DATASET EXCERPTS:

# # # # #

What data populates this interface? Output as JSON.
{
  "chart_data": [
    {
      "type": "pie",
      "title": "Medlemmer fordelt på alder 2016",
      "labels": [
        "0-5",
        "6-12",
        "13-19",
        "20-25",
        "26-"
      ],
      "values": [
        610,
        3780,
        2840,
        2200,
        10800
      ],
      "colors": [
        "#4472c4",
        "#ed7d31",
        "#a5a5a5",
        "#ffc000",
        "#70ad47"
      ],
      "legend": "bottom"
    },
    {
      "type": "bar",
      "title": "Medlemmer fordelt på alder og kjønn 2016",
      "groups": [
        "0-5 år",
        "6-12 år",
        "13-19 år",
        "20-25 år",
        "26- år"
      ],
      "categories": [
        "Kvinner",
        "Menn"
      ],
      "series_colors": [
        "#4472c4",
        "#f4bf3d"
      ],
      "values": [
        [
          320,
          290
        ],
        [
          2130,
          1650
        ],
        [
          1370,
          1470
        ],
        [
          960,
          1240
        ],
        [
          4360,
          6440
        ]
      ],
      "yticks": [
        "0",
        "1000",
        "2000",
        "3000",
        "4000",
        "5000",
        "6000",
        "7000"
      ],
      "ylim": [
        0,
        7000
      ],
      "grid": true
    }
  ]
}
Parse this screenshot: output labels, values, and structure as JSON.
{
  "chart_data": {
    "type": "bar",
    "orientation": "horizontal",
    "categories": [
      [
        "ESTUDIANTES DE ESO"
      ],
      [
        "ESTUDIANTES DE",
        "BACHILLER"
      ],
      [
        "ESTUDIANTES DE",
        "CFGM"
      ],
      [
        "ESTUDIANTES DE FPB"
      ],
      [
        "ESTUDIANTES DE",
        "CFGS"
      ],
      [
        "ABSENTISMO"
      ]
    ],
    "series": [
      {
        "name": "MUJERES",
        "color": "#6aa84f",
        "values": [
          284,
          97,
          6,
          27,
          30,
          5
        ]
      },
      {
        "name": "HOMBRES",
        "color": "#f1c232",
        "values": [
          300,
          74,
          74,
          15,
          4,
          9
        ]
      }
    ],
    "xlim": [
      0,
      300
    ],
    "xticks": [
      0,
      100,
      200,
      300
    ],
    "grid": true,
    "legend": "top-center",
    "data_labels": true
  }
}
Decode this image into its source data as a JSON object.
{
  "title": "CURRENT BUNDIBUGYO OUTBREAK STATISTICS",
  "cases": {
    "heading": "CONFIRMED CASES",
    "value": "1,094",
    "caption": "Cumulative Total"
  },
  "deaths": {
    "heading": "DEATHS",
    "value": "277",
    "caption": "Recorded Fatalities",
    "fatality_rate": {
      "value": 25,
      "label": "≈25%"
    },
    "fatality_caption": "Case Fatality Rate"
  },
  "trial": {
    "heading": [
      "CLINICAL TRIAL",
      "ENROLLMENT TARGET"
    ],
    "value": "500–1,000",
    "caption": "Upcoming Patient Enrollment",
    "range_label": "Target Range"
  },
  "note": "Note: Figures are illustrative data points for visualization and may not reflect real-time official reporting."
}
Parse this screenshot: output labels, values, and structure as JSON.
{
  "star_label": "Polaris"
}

# # # # #

WHAT IS EXPECTED:
Return all of the above records exactly, leaving no line out.

FULL RESPONSE:
What data populates this interface? Output as JSON.
{
  "chart_data": [
    {
      "type": "pie",
      "title": "Medlemmer fordelt på alder 2016",
      "labels": [
        "0-5",
        "6-12",
        "13-19",
        "20-25",
        "26-"
      ],
      "values": [
        610,
        3780,
        2840,
        2200,
        10800
      ],
      "colors": [
        "#4472c4",
        "#ed7d31",
        "#a5a5a5",
        "#ffc000",
        "#70ad47"
      ],
      "legend": "bottom"
    },
    {
      "type": "bar",
      "title": "Medlemmer fordelt på alder og kjønn 2016",
      "groups": [
        "0-5 år",
        "6-12 år",
        "13-19 år",
        "20-25 år",
        "26- år"
      ],
      "categories": [
        "Kvinner",
        "Menn"
      ],
      "series_colors": [
        "#4472c4",
        "#f4bf3d"
      ],
      "values": [
        [
          320,
          290
        ],
        [
          2130,
          1650
        ],
        [
          1370,
          1470
        ],
        [
          960,
          1240
        ],
        [
          4360,
          6440
        ]
      ],
      "yticks": [
        "0",
        "1000",
        "2000",
        "3000",
        "4000",
        "5000",
        "6000",
        "7000"
      ],
      "ylim": [
        0,
        7000
      ],
      "grid": true
    }
  ]
}
Parse this screenshot: output labels, values, and structure as JSON.
{
  "chart_data": {
    "type": "bar",
    "orientation": "horizontal",
    "categories": [
      [
        "ESTUDIANTES DE ESO"
      ],
      [
        "ESTUDIANTES DE",
        "BACHILLER"
      ],
      [
        "ESTUDIANTES DE",
        "CFGM"
      ],
      [
        "ESTUDIANTES DE FPB"
      ],
      [
        "ESTUDIANTES DE",
        "CFGS"
      ],
      [
        "ABSENTISMO"
      ]
    ],
    "series": [
      {
        "name": "MUJERES",
        "color": "#6aa84f",
        "values": [
          284,
          97,
          6,
          27,
          30,
          5
        ]
      },
      {
        "name": "HOMBRES",
        "color": "#f1c232",
        "values": [
          300,
          74,
          74,
          15,
          4,
          9
        ]
      }
    ],
    "xlim": [
      0,
      300
    ],
    "xticks": [
      0,
      100,
      200,
      300
    ],
    "grid": true,
    "legend": "top-center",
    "data_labels": true
  }
}
Decode this image into its source data as a JSON object.
{
  "title": "CURRENT BUNDIBUGYO OUTBREAK STATISTICS",
  "cases": {
    "heading": "CONFIRMED CASES",
    "value": "1,094",
    "caption": "Cumulative Total"
  },
  "deaths": {
    "heading": "DEATHS",
    "value": "277",
    "caption": "Recorded Fatalities",
    "fatality_rate": {
      "value": 25,
      "label": "≈25%"
    },
    "fatality_caption": "Case Fatality Rate"
  },
  "trial": {
    "heading": [
      "CLINICAL TRIAL",
      "ENROLLMENT TARGET"
    ],
    "value": "500–1,000",
    "caption": "Upcoming Patient Enrollment",
    "range_label": "Target Range"
  },
  "note": "Note: Figures are illustrative data points for visualization and may not reflect real-time official reporting."
}
Parse this screenshot: output labels, values, and structure as JSON.
{
  "star_label": "Polaris"
}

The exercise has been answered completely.